### Information shown

-- start --

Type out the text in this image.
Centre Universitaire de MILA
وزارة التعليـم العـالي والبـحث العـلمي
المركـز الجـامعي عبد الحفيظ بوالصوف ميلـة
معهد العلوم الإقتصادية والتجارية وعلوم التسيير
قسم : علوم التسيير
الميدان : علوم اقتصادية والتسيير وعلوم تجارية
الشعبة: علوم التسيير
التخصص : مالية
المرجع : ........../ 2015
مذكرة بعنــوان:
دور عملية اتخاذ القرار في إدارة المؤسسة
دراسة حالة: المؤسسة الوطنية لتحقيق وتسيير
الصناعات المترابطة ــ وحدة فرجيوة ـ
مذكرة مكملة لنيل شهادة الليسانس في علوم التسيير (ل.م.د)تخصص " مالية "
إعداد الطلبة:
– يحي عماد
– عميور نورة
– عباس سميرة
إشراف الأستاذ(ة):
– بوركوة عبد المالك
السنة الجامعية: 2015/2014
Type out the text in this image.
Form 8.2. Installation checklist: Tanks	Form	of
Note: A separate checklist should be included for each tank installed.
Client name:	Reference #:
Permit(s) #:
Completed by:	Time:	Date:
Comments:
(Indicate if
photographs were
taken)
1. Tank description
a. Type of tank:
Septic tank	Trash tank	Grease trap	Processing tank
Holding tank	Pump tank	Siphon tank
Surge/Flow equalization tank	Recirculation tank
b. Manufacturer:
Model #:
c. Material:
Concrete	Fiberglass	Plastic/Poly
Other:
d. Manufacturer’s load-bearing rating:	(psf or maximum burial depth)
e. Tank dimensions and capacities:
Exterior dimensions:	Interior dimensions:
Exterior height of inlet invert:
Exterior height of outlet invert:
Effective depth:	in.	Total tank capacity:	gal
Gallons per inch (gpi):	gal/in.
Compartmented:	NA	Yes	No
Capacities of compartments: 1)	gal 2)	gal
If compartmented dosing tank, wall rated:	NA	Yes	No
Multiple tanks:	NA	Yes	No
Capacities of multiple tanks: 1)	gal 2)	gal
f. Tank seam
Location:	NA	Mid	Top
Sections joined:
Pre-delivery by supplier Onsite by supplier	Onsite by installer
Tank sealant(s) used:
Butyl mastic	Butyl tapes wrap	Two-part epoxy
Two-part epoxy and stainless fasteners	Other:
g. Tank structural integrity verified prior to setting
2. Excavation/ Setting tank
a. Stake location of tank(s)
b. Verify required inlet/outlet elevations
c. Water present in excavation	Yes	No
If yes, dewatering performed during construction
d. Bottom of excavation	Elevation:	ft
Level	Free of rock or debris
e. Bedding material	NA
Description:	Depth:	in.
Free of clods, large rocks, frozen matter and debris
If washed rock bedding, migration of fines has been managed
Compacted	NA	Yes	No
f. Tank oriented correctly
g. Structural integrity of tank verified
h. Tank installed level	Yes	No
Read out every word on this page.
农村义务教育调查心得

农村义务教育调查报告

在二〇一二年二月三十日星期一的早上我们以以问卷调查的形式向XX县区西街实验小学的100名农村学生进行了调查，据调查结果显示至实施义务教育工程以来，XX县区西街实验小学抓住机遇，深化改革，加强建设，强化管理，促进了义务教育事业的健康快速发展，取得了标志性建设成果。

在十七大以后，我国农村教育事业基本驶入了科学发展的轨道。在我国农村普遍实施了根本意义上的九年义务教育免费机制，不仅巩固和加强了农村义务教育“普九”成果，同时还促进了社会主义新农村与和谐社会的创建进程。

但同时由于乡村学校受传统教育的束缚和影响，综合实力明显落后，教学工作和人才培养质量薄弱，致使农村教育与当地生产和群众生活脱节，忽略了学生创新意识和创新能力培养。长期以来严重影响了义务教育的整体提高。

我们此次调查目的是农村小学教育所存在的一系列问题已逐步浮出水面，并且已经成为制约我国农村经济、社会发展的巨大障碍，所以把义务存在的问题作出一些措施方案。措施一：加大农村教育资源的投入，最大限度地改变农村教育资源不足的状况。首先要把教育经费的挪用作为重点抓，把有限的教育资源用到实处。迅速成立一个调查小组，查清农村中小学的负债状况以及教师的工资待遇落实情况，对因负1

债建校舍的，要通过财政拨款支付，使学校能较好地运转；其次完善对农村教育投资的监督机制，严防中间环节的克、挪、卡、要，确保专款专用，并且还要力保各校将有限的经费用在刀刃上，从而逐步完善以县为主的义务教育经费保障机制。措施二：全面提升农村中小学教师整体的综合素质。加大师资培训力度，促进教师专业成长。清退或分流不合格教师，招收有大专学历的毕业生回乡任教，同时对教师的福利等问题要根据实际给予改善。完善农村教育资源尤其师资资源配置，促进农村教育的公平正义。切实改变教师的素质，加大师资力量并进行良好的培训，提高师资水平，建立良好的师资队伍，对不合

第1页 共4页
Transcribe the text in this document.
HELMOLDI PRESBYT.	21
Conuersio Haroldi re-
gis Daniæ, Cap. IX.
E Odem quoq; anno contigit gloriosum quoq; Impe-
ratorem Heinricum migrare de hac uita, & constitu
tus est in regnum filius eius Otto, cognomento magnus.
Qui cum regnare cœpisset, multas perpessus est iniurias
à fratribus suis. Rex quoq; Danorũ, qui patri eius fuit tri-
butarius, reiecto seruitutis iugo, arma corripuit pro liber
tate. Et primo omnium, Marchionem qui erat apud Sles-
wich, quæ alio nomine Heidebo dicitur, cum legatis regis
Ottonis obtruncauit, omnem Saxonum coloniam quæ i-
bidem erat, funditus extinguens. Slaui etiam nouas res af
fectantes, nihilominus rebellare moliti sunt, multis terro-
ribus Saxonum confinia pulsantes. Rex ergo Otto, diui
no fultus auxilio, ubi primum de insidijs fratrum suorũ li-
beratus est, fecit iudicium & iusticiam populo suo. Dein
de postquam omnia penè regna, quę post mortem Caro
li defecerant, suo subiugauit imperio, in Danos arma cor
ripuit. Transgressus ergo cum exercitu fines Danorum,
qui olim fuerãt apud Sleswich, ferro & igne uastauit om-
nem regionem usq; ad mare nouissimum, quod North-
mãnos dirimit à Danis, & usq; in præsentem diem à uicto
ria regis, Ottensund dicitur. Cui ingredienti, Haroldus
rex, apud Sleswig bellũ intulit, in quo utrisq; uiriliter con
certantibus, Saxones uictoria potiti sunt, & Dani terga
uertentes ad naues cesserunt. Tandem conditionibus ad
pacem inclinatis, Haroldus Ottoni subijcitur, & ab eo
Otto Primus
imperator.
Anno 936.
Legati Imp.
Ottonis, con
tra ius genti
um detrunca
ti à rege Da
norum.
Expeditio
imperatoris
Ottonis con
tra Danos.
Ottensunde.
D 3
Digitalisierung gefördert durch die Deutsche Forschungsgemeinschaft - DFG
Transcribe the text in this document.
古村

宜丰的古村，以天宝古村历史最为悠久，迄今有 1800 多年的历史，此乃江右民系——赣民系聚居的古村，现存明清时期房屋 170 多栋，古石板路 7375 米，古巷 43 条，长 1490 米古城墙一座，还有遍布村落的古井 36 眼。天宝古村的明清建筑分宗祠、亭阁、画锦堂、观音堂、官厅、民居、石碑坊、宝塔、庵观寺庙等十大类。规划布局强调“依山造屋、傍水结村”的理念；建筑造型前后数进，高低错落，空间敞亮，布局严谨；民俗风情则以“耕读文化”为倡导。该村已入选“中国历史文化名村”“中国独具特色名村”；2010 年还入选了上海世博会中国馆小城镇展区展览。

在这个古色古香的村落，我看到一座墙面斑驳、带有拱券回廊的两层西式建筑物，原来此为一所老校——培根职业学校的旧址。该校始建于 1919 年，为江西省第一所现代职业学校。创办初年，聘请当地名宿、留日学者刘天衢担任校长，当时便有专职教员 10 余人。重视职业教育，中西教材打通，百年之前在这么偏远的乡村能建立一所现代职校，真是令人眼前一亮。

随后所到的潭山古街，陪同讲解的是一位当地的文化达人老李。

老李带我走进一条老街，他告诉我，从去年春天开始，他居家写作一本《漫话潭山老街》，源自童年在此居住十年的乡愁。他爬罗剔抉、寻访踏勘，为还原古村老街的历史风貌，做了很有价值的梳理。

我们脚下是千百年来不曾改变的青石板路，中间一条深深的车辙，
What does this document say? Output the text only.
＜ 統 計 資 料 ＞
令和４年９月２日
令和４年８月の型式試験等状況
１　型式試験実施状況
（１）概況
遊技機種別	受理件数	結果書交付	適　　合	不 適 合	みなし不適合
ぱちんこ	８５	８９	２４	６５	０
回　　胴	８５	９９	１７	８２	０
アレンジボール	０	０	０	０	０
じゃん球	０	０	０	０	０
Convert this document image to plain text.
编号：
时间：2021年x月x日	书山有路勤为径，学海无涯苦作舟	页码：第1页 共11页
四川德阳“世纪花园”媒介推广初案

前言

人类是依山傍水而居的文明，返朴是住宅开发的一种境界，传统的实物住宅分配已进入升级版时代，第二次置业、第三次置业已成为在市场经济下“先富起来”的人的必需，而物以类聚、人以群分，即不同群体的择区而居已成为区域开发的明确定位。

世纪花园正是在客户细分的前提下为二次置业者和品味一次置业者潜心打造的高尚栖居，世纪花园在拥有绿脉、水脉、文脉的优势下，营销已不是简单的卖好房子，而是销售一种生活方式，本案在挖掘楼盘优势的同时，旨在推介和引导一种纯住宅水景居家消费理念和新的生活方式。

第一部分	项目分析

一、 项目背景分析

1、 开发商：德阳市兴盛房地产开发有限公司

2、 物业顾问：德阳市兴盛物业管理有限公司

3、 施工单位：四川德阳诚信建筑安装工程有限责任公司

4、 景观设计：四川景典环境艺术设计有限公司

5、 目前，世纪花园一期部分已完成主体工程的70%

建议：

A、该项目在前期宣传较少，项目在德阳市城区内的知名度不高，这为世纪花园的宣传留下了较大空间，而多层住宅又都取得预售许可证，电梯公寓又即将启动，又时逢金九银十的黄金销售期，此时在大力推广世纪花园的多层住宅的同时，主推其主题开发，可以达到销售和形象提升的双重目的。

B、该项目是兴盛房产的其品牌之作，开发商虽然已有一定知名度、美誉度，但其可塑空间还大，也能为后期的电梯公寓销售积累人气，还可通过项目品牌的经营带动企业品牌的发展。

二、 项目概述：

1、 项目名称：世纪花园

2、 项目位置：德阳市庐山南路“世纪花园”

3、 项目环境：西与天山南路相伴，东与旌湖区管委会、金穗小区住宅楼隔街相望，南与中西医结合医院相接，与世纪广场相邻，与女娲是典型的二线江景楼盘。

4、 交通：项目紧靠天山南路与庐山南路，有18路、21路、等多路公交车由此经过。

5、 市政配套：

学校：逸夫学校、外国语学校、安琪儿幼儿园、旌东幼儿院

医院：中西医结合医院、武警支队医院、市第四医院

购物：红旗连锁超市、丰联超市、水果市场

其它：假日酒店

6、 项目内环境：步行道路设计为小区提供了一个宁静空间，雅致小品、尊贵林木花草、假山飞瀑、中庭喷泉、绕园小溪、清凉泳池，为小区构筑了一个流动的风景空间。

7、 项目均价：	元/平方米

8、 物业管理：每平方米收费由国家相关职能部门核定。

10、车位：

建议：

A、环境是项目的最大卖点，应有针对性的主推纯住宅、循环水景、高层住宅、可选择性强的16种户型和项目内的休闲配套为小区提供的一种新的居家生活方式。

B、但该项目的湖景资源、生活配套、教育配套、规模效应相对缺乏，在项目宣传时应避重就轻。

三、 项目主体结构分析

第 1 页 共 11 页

-- end --

### Task statement
A single figure is required: the number of lines above in which the word "epoxy" occurs.

### Solution for this problem
2